**Stored items from a collection:**
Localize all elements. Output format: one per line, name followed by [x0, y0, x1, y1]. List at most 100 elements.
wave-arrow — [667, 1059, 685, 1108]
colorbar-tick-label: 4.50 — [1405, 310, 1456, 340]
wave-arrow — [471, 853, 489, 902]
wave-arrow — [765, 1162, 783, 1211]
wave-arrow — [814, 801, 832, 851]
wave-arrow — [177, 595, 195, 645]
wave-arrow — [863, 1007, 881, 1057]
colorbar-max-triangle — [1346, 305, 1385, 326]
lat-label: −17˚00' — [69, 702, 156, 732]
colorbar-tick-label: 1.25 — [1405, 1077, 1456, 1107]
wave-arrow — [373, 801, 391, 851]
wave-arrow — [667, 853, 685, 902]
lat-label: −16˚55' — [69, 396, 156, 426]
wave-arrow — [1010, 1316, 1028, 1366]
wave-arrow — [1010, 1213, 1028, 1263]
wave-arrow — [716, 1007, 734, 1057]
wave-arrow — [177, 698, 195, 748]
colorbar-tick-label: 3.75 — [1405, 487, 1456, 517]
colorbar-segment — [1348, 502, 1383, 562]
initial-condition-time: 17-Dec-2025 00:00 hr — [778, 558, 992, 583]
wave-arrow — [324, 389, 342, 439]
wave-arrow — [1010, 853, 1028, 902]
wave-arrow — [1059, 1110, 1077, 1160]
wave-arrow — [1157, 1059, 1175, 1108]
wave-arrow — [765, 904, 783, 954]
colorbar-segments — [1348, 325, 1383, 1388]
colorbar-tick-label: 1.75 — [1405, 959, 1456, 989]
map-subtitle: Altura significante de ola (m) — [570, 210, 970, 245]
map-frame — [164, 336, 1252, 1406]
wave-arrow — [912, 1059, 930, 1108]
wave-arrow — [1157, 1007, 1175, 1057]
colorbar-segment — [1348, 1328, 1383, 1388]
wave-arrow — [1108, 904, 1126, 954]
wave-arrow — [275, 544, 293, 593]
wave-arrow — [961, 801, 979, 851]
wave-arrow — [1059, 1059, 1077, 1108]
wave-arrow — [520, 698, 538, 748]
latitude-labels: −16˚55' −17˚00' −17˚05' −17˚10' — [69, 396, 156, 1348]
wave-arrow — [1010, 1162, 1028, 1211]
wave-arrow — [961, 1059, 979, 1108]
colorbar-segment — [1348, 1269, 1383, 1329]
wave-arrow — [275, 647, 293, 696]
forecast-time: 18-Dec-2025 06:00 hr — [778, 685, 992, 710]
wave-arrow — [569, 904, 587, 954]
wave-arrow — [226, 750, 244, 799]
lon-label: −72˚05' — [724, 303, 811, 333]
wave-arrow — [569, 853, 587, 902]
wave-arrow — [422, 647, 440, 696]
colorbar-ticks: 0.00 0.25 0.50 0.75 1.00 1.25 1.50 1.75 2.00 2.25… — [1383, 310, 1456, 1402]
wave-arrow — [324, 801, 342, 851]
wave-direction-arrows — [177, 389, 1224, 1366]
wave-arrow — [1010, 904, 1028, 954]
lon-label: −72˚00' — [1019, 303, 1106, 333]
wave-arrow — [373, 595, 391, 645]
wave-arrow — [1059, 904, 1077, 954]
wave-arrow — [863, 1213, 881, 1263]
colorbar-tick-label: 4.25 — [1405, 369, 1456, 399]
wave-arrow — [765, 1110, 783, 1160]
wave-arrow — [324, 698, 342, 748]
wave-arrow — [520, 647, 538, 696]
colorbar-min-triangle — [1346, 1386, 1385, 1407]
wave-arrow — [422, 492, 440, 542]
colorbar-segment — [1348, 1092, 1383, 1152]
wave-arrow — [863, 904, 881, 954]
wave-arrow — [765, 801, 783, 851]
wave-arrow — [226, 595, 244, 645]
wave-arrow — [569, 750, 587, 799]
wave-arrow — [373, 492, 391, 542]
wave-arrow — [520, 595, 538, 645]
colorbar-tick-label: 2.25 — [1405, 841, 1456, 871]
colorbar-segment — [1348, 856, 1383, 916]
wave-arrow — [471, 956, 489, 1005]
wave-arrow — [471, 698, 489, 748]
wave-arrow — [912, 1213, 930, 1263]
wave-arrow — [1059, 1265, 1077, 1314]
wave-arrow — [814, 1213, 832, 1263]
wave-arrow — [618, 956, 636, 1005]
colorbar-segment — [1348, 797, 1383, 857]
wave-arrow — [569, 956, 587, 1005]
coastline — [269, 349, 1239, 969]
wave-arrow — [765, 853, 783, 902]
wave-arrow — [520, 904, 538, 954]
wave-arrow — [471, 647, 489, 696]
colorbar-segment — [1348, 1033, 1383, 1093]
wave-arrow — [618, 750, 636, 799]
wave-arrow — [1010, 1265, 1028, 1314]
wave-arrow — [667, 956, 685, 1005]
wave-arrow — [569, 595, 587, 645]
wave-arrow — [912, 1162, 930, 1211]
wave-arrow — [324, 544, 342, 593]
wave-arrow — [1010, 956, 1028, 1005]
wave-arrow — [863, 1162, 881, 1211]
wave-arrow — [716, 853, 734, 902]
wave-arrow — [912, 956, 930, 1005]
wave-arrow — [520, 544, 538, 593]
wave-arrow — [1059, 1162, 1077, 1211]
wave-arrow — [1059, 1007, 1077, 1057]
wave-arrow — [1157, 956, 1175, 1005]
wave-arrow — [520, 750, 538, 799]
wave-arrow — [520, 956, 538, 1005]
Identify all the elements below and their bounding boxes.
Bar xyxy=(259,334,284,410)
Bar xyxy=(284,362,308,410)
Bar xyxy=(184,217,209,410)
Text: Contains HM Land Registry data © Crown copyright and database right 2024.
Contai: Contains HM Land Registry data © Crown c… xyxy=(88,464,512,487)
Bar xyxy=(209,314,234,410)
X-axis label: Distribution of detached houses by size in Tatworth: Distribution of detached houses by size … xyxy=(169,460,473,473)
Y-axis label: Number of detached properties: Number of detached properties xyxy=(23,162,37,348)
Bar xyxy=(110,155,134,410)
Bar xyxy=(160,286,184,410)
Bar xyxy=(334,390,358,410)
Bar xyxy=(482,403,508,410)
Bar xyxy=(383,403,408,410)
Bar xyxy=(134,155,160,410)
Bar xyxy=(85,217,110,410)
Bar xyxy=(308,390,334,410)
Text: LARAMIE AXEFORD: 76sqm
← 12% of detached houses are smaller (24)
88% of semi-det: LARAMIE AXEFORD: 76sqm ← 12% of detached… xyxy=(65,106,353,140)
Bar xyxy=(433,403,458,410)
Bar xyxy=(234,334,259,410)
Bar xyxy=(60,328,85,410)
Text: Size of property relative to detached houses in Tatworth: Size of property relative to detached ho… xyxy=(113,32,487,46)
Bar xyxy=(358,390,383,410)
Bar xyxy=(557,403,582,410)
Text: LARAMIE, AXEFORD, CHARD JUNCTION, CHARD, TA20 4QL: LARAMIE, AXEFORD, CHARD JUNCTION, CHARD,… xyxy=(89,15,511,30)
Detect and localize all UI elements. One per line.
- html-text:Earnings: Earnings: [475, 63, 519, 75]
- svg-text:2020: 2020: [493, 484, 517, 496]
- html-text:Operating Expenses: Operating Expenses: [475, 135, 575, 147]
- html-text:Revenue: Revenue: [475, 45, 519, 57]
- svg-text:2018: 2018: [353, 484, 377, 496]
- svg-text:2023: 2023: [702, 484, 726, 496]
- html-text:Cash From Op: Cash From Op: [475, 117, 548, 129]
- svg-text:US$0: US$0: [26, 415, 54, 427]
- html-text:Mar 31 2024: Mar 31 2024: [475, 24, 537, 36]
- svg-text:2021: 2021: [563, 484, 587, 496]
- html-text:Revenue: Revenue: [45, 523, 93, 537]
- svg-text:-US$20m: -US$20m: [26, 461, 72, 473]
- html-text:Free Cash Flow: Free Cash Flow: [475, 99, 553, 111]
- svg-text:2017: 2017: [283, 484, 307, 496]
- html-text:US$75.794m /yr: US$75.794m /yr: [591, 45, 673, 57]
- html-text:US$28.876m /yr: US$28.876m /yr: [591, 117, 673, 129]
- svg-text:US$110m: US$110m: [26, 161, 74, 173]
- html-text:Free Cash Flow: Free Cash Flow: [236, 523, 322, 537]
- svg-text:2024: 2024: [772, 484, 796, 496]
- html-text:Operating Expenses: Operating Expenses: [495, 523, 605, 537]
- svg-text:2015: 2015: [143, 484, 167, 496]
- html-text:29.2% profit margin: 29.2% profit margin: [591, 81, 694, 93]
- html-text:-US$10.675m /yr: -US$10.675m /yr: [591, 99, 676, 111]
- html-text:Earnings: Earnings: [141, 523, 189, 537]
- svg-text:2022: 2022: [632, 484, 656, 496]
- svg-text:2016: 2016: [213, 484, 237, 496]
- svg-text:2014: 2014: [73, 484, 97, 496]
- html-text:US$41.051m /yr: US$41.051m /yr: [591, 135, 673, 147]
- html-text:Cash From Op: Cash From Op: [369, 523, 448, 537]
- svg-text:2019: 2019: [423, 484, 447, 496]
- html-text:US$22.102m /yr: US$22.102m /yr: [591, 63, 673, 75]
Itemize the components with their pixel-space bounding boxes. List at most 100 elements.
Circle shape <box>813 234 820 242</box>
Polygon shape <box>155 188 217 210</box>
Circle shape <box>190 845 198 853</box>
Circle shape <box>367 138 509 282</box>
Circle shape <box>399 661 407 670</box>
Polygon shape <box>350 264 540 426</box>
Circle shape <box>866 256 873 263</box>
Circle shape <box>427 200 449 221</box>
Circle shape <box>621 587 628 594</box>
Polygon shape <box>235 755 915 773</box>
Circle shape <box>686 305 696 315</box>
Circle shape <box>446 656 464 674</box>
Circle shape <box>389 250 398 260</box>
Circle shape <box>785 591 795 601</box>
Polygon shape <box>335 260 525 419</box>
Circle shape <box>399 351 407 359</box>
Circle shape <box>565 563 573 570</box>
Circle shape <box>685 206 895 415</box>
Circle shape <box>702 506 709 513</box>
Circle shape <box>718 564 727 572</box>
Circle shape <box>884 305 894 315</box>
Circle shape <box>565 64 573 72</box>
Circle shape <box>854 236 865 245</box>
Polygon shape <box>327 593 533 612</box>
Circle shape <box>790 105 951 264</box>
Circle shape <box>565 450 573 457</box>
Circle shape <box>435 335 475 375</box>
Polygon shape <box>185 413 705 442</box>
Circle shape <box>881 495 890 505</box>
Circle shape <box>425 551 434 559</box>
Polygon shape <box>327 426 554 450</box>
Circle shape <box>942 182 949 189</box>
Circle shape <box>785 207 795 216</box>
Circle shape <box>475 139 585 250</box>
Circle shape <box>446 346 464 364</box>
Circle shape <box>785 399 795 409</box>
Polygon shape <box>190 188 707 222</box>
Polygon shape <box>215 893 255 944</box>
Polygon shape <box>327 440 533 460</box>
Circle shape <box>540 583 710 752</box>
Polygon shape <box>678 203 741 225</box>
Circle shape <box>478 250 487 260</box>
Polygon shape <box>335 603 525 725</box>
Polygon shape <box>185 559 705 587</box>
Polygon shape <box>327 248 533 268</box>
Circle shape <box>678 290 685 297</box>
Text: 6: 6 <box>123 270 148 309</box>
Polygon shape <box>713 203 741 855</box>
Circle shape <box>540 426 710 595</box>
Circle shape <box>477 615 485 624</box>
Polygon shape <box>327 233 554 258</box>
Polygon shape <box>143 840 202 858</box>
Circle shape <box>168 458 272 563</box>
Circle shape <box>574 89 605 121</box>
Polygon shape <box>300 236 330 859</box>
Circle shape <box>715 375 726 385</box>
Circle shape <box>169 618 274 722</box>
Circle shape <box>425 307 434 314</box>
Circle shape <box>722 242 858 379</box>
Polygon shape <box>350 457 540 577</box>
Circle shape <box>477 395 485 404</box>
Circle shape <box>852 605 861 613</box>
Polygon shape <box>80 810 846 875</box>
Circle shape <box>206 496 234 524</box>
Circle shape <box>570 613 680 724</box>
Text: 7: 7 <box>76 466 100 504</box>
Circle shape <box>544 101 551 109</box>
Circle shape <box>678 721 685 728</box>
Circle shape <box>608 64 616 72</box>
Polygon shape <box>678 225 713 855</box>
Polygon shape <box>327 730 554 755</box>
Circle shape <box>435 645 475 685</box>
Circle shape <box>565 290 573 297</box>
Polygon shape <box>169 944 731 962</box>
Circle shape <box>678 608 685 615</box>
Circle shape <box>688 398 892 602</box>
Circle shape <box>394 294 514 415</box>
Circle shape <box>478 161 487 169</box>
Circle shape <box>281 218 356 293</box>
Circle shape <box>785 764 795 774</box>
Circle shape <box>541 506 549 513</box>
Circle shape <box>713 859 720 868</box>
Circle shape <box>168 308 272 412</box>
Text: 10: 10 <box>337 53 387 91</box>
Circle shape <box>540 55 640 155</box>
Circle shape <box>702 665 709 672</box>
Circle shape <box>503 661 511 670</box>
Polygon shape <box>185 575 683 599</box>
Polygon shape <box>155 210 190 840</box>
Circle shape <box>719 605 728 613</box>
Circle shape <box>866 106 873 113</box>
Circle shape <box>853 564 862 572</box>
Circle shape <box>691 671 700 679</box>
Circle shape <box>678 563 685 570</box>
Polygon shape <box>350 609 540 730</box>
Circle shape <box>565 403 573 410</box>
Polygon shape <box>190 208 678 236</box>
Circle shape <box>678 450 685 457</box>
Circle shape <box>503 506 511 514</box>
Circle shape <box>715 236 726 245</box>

**What you have to do:**
Copy the data word for word, from its very first line through the line that contains "wave-arrow — [1010, 853, 1028, 902]", including both of those lines.

**Exercise answer:**
Localize all elements. Output format: one per line, name followed by [x0, y0, x1, y1]. List at most 100 elements.
wave-arrow — [667, 1059, 685, 1108]
colorbar-tick-label: 4.50 — [1405, 310, 1456, 340]
wave-arrow — [471, 853, 489, 902]
wave-arrow — [765, 1162, 783, 1211]
wave-arrow — [814, 801, 832, 851]
wave-arrow — [177, 595, 195, 645]
wave-arrow — [863, 1007, 881, 1057]
colorbar-max-triangle — [1346, 305, 1385, 326]
lat-label: −17˚00' — [69, 702, 156, 732]
colorbar-tick-label: 1.25 — [1405, 1077, 1456, 1107]
wave-arrow — [373, 801, 391, 851]
wave-arrow — [667, 853, 685, 902]
lat-label: −16˚55' — [69, 396, 156, 426]
wave-arrow — [1010, 1316, 1028, 1366]
wave-arrow — [1010, 1213, 1028, 1263]
wave-arrow — [716, 1007, 734, 1057]
wave-arrow — [177, 698, 195, 748]
colorbar-tick-label: 3.75 — [1405, 487, 1456, 517]
colorbar-segment — [1348, 502, 1383, 562]
initial-condition-time: 17-Dec-2025 00:00 hr — [778, 558, 992, 583]
wave-arrow — [324, 389, 342, 439]
wave-arrow — [1010, 853, 1028, 902]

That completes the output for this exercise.